## Ausgangstext:
__________________________________________________

Der Große Komet von 1577 (C/1577 V1), der zu den hellsten zählt, die jemals beobachtet wurden, näherte sich der Sonne bis auf etwa 25 Millionen Kilometer (0.18 AE).
4. Der Komet hat einen Helligkeitsausbruch.
Plötzliche Steigerungen der Helligkeit werden bei vielen Kometen beobachtet. Oft liegt dies daran, dass der Kometenkern sich in mehrere kleinere Teile aufspaltet oder aber komplett zu einer Staubwolke zerfällt. Je näher ein Komet an die Sonne kommt und je kleiner sein Kern ist desto größer ist die Wahrscheinlichkeit, dass es zu einem Zerfallsprozess kommt. Bei Sungrazern geschieht dies eigentlich immer, zumeist einige Stunden oder Tage nach der Sonnenpassage. So teilte sich der Kern von Ikeya-Seki (C/1965 S1) in mehrere kleinere Kerne auf, Komet Lovejoy zerfiel sogar vollständig, sodass nur sein Schweif übrig blieb, der dann mangels Nachschub an Staub von Tag zu Tag immer mehr verblasste, während seine Länge noch zunahm. Aber auch bei Kometen, die nicht ganz so dicht an die Gluthölle unseres Zentralgestirns herankommen, werden Kernteilungen oder Totalzerfälle beobachtet, so z.B. bei dem bereits erwähnten Kometen West (C/1975 Y1), bei LINEAR (C/1999 S4) oder bei Elenin (C/2010 X1).

__________________________________________________

## Bereitgestellte Angaben:

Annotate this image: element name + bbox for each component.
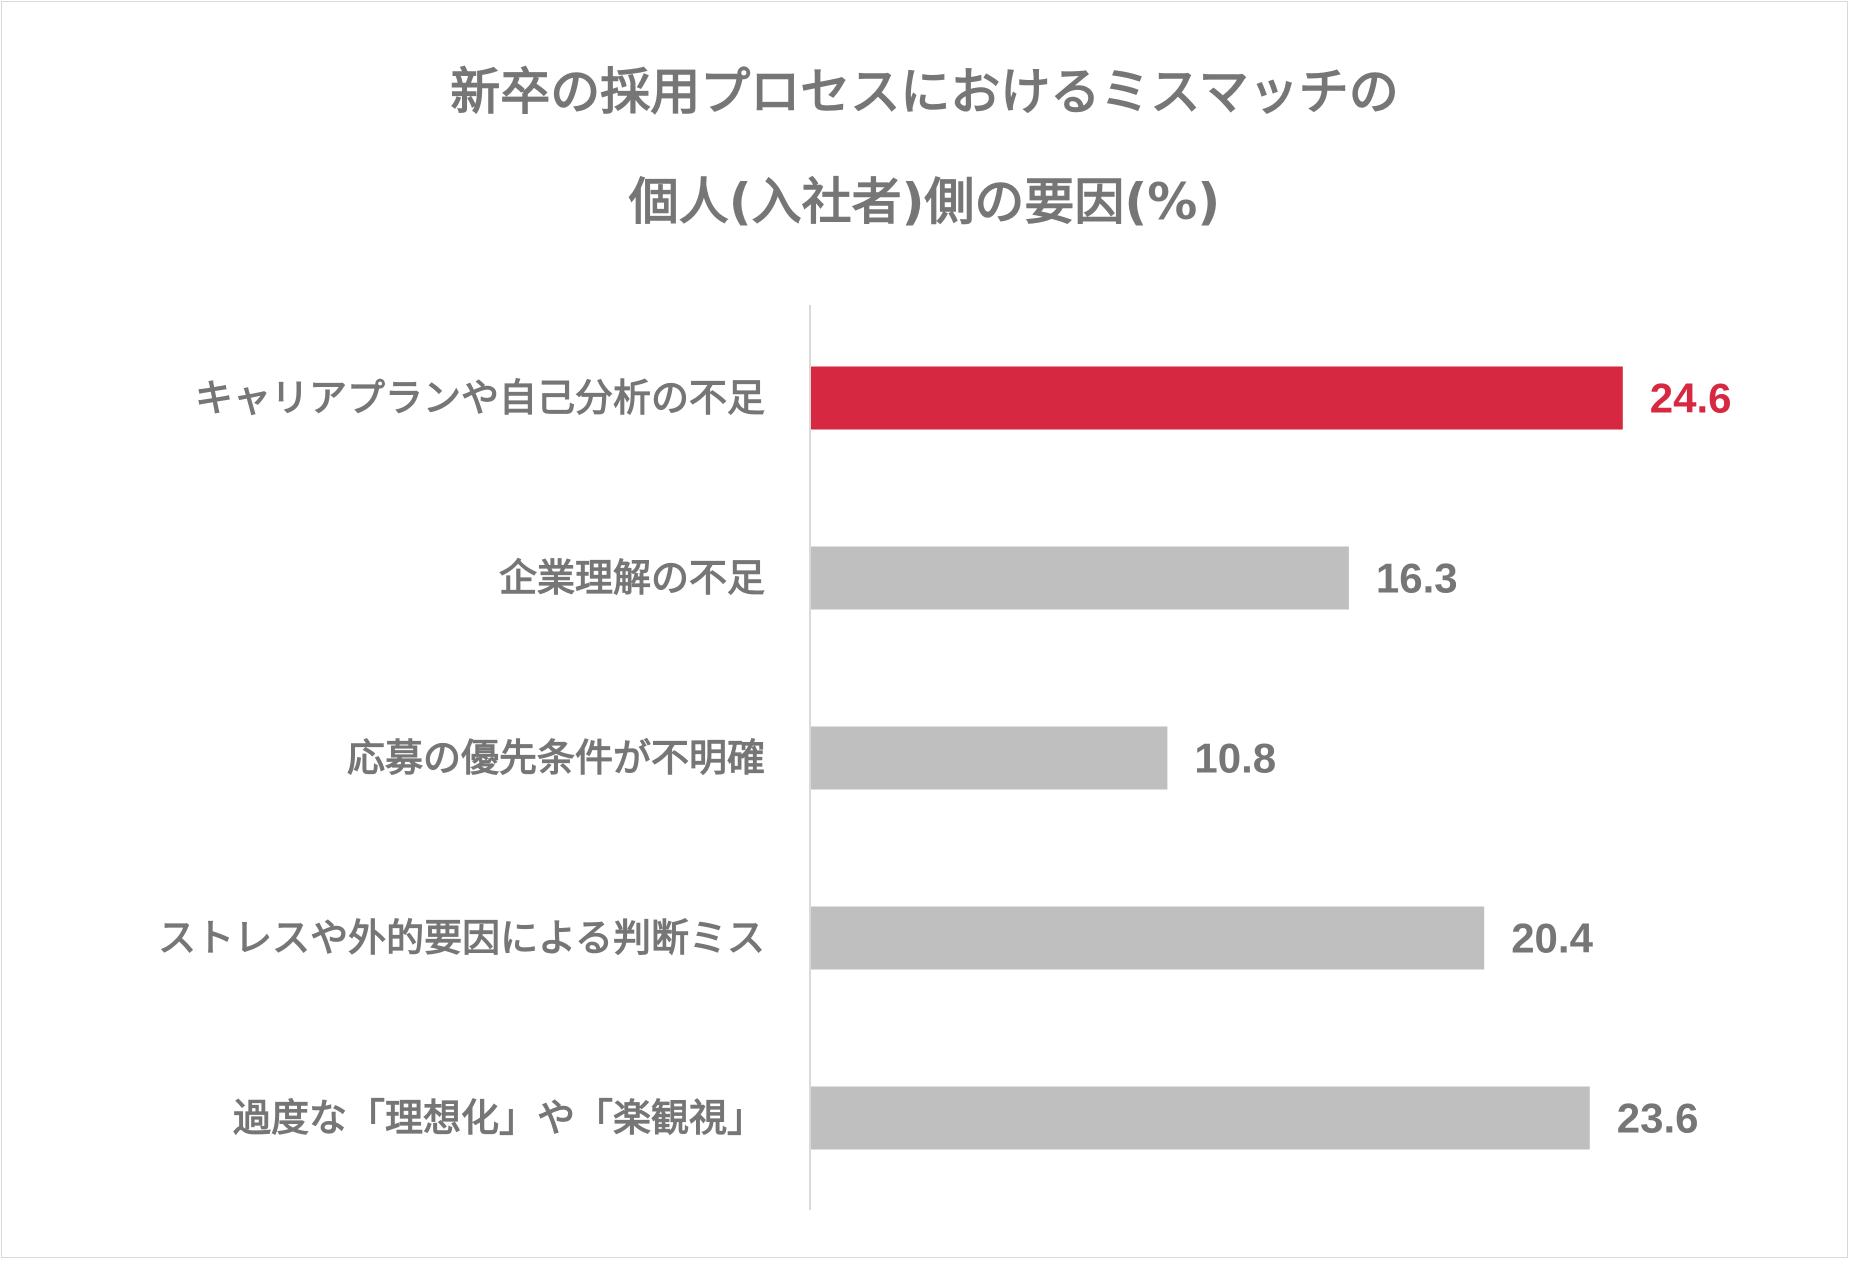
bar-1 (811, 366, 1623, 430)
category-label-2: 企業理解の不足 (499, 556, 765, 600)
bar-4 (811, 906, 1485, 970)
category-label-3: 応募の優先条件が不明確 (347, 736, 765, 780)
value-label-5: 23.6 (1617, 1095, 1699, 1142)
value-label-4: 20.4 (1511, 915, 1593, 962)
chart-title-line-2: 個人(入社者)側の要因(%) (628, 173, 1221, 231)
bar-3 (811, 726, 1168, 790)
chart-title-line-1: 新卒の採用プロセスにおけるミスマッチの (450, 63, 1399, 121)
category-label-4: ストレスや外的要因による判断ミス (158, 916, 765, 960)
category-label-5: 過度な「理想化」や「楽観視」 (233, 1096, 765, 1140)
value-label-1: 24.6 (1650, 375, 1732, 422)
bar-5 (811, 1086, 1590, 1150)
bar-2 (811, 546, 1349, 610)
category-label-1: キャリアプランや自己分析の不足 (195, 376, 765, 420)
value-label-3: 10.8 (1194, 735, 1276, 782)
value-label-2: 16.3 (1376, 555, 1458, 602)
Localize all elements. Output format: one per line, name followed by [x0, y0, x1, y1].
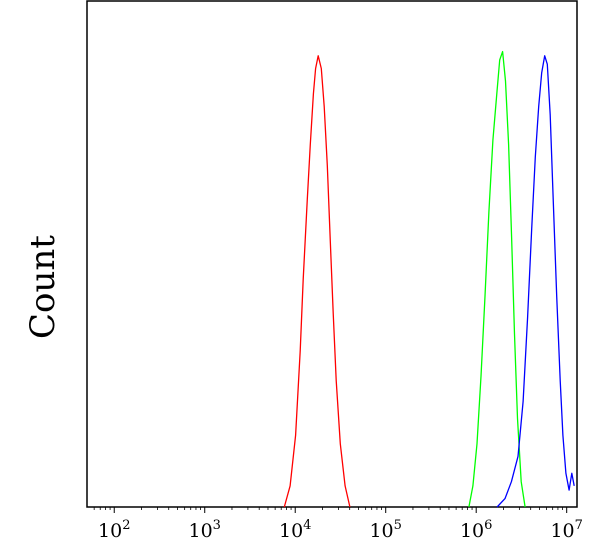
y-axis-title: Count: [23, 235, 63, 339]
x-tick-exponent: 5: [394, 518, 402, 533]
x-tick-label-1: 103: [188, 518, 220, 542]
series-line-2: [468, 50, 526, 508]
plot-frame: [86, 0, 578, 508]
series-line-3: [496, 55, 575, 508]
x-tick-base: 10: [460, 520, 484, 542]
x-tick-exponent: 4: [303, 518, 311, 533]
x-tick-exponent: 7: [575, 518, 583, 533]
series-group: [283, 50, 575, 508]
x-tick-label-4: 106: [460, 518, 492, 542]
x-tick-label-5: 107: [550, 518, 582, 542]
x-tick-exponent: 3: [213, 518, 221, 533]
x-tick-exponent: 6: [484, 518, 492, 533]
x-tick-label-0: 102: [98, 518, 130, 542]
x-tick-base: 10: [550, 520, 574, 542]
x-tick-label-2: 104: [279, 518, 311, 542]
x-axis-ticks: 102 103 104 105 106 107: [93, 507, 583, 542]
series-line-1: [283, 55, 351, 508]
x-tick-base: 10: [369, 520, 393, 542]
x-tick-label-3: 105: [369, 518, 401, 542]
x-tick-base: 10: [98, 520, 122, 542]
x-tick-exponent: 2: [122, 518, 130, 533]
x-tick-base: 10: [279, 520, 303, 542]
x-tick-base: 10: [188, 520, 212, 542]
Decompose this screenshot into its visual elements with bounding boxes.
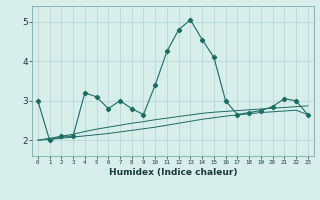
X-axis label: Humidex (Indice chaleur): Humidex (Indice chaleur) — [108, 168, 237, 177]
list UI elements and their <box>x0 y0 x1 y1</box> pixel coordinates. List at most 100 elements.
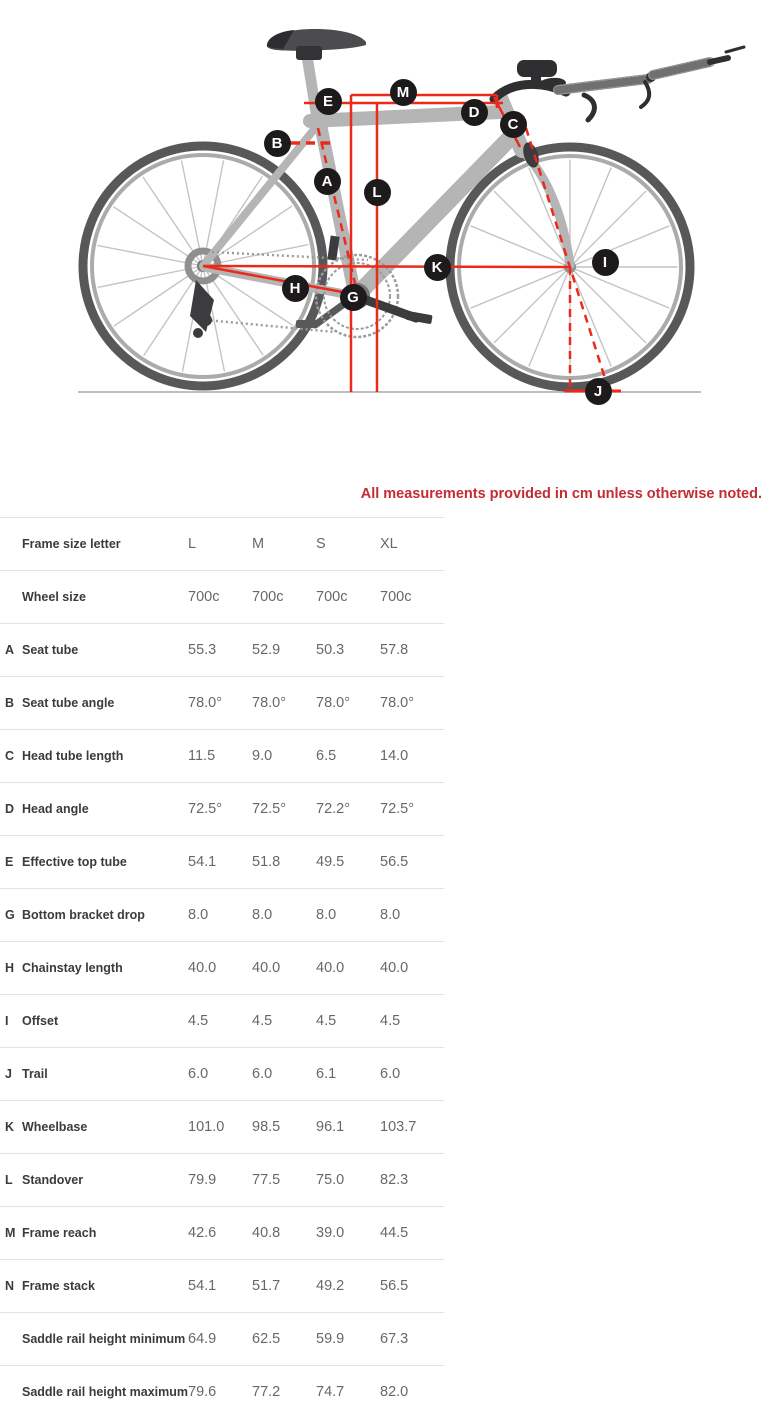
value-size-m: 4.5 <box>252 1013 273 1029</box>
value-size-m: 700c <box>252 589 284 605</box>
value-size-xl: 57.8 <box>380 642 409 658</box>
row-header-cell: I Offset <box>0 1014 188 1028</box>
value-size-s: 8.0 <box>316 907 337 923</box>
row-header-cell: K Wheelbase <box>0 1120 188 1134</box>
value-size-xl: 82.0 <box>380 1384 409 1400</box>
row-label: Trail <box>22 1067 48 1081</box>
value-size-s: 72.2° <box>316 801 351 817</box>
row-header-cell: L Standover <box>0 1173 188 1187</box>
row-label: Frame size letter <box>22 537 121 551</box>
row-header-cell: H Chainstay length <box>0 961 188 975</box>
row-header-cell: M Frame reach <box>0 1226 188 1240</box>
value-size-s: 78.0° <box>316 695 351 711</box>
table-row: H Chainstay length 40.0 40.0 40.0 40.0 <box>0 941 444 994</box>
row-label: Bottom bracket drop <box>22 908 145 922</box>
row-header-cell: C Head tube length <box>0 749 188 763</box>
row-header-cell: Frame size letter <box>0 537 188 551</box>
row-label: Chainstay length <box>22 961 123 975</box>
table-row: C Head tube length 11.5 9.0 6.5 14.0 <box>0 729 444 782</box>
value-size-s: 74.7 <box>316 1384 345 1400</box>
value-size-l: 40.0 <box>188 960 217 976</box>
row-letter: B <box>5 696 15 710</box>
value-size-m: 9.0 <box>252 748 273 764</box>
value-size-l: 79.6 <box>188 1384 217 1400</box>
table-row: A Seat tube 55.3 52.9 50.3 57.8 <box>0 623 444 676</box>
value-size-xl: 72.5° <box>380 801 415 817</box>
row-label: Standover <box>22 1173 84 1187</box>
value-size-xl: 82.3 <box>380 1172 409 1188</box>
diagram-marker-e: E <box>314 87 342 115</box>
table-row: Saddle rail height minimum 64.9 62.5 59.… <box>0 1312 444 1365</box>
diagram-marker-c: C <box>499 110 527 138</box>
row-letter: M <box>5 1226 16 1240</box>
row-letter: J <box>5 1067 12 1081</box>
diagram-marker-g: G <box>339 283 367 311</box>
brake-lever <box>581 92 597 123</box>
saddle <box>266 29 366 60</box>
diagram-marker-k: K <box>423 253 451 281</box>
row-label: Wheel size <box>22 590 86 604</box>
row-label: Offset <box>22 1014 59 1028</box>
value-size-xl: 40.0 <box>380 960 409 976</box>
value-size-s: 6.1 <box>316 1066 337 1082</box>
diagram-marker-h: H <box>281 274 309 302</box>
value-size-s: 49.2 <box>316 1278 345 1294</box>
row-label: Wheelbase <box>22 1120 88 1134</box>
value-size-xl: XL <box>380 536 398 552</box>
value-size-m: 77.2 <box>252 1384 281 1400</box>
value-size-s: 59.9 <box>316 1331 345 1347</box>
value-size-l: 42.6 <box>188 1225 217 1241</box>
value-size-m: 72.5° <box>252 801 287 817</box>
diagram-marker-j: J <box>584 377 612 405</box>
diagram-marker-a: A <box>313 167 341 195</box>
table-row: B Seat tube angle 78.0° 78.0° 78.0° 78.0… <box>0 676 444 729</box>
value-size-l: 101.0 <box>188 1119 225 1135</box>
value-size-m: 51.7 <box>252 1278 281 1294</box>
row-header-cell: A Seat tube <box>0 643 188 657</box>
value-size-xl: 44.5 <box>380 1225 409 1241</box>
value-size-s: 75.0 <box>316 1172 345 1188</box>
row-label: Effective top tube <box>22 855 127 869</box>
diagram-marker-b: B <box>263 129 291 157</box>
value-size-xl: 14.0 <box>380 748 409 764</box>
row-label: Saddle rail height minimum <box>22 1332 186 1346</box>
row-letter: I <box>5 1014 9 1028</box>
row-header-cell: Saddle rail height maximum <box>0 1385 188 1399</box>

__________________________________________________

## Deine Aufgabe:
Schreib den Text über helle Kometen und ihre Helligkeitsausbrüche im gleichen Stil weiter, direkt im Anschluss an den letzten Satz.

## Antwort zur Aufgabe:
Bislang nicht befriedigend zu erklären sind hingegen wiederkehrende Helligkeitsausbrüche, die gelegentlich bei sonnenfernen kurzperiodischen Kometen beobachtet werden. Ein extremer Fall war 17P/Holmes, dessen Kern recht klein (ca. 3.5 km) und normalerweise wenig aktiv ist, da er der Sonne nie näher als der Planet Mars kommt. Am 24.10.2007 steigerte er seine Helligkeit binnen 24 Stunden um einen Faktor von einer Million, ohne dabei zu zerfallen.
5. Der Komet steht ungefähr auf der Verbindungslinie Sonne - Erde.
Führt seine Bahn einen Kometen zumindest in etwa zwischen Sonne und Erde, so kann sich seine Helligkeit durch Vorwätsstreuung des Sonnenlichts an den Staubpartikeln der Koma und des Schweifs deutlich erhöhen. Dieser Effekt trug entscheidend dazu bei, dass Komet McNaught (C/2006 P1) am 13./14./15.01.2007 am Taghimmel sichtbar wurde, obwohl es sich keineswegs um einen Sungrazer handelte. Ein ganz ähnlicher Fall war Skjellerup-Maristany (C/1927 X1), der sogar noch etwas heller als McNaught erschien.
Die obige Aufstellung zeigt, dass einige der berühmten Kometen mindestens 2 der 5 Kriterien erfüllt haben. Ein Schweifstern, auf den sämtliche 5 Kriterien erfüllt, würde alles übertreffen, was man jemals am Himmel gesehen hat. Ein solcher "Superkomet" wäre langperiodisch, hätte einen Kern von mindestens 30 Kilometern Durchmesser, würde zunächst als Sungrazer dicht an der Sonne vorbeiziehen und dadurch in mehrere Teilstücke zerbrechen, sich danach ungefähr auf der Verbindungslinie Sonne und Erde bewegen und schließlich dicht an der Erde vorbeiziehen.
Wie steht es aber nun hinsichtlich o.g. Kriterien um Komet Panstarrs?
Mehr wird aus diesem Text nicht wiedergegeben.